Exactly as written, please set down all of the entries again, with no pictures.
* * * * * * * * *
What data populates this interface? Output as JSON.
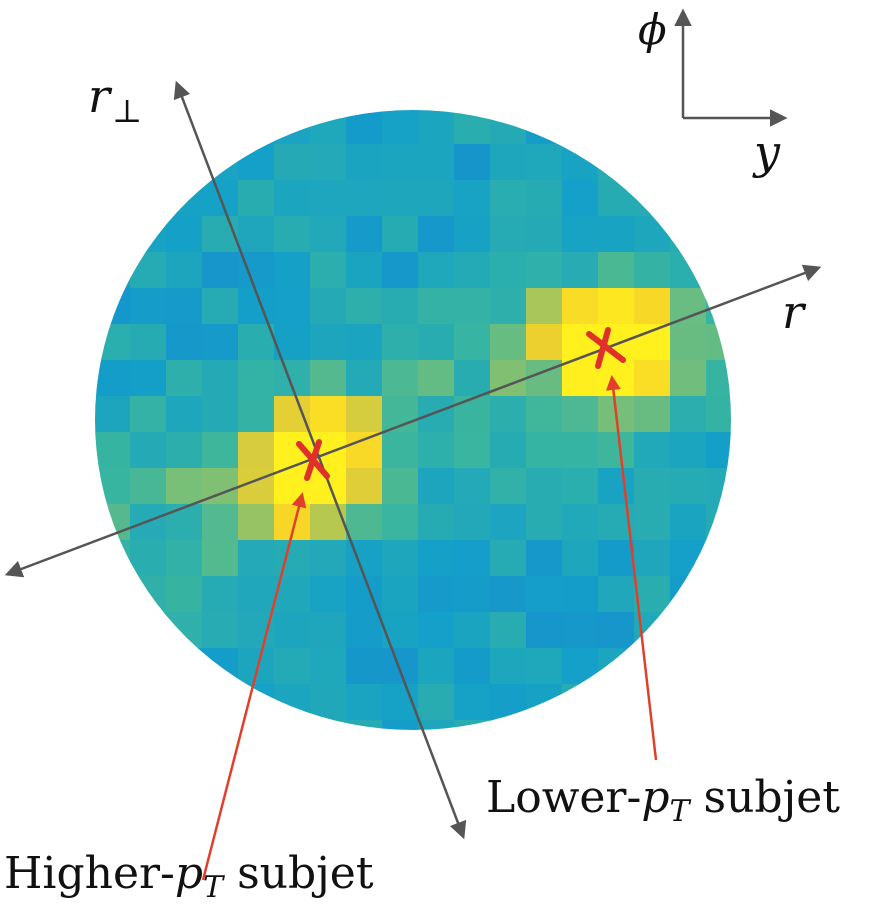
{
  "labels": {
    "phi": "ϕ",
    "y": "y",
    "r_perp_main": "r",
    "r_perp_sub": "⊥",
    "r": "r",
    "lower_prefix": "Lower-",
    "lower_p": "p",
    "lower_sub": "T",
    "lower_suffix": " subjet",
    "higher_prefix": "Higher-",
    "higher_p": "p",
    "higher_sub": "T",
    "higher_suffix": " subjet"
  },
  "colors": {
    "axis": "#555555",
    "annotation_arrow": "#e0402a",
    "marker": "#e0302a",
    "heat_low": "#1f6fd6",
    "heat_mid": "#14a0c8",
    "heat_green": "#38b5a0",
    "heat_high": "#f5d12a",
    "heat_peak": "#fff01e"
  }
}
* * * * * * * * *
## The reply:
What data populates this interface? Output as JSON.
{
  "labels": {
    "phi": "ϕ",
    "y": "y",
    "r_perp_main": "r",
    "r_perp_sub": "⊥",
    "r": "r",
    "lower_prefix": "Lower-",
    "lower_p": "p",
    "lower_sub": "T",
    "lower_suffix": " subjet",
    "higher_prefix": "Higher-",
    "higher_p": "p",
    "higher_sub": "T",
    "higher_suffix": " subjet"
  },
  "colors": {
    "axis": "#555555",
    "annotation_arrow": "#e0402a",
    "marker": "#e0302a",
    "heat_low": "#1f6fd6",
    "heat_mid": "#14a0c8",
    "heat_green": "#38b5a0",
    "heat_high": "#f5d12a",
    "heat_peak": "#fff01e"
  }
}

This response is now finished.